STATED EXERCISE
Extract every line that includes the string "háčky".
** BEGIN GIVEN RECORDS **
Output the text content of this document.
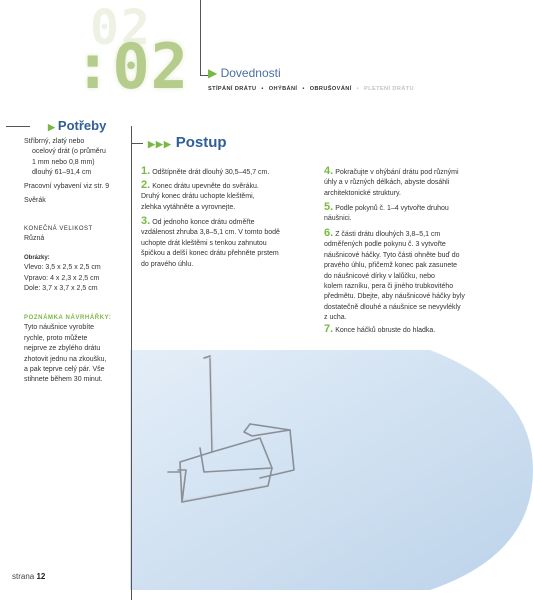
02
:02 ▶ Dovednosti
STÍPÁNÍ DRÁTU • OHÝBÁNÍ • OBRUŠOVÁNÍ • PLETENÍ DRÁTU
▶ Potřeby
Stříbrný, zlatý nebo
ocelový drát (o průměru
1 mm nebo 0,8 mm)
dlouhý 61–91,4 cm
Pracovní vybavení viz str. 9
Svěrák
KONEČNÁ VELIKOST
Různá
Obrázky:
Vlevo: 3,5 x 2,5 x 2,5 cm
Vpravo: 4 x 2,3 x 2,5 cm
Dole: 3,7 x 3,7 x 2,5 cm
POZNÁMKA NÁVRHÁŘKY:
Tyto náušnice vyrobíte
rychle, proto můžete
nejprve ze zbylého drátu
zhotovit jednu na zkoušku,
a pak teprve celý pár. Vše
stihnete během 30 minut.
▶▶▶ Postup
1. Odštípněte drát dlouhý 30,5–45,7 cm.
2. Konec drátu upevněte do svěráku.
Druhý konec drátu uchopte kleštěmi,
zlehka vytáhněte a vyrovnejte.
3. Od jednoho konce drátu odměřte
vzdálenost zhruba 3,8–5,1 cm. V tomto bodě
uchopte drát kleštěmi s tenkou zahnutou
špičkou a delší konec drátu přehněte prstem
do pravého úhlu.
4. Pokračujte v ohýbání drátu pod různými
úhly a v různých délkách, abyste dosáhli
architektonické struktury.
5. Podle pokynů č. 1–4 vytvořte druhou
náušnici.
6. Z části drátu dlouhých 3,8–5,1 cm
odměřených podle pokynu č. 3 vytvořte
náušnicové háčky. Tyto části ohněte buď do
pravého úhlu, přičemž konec pak zasunete
do náušnicové dírky v lalůčku, nebo
kolem razníku, pera či jiného trubkovitého
předmětu. Dbejte, aby náušnicové háčky byly
dostatečně dlouhé a náušnice se nevyvlékly
z ucha.
7. Konce háčků obruste do hladka.
strana 12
** END GIVEN RECORDS **
FULL OUTPUT
náušnicové háčky. Tyto části ohněte buď do
předmětu. Dbejte, aby náušnicové háčky byly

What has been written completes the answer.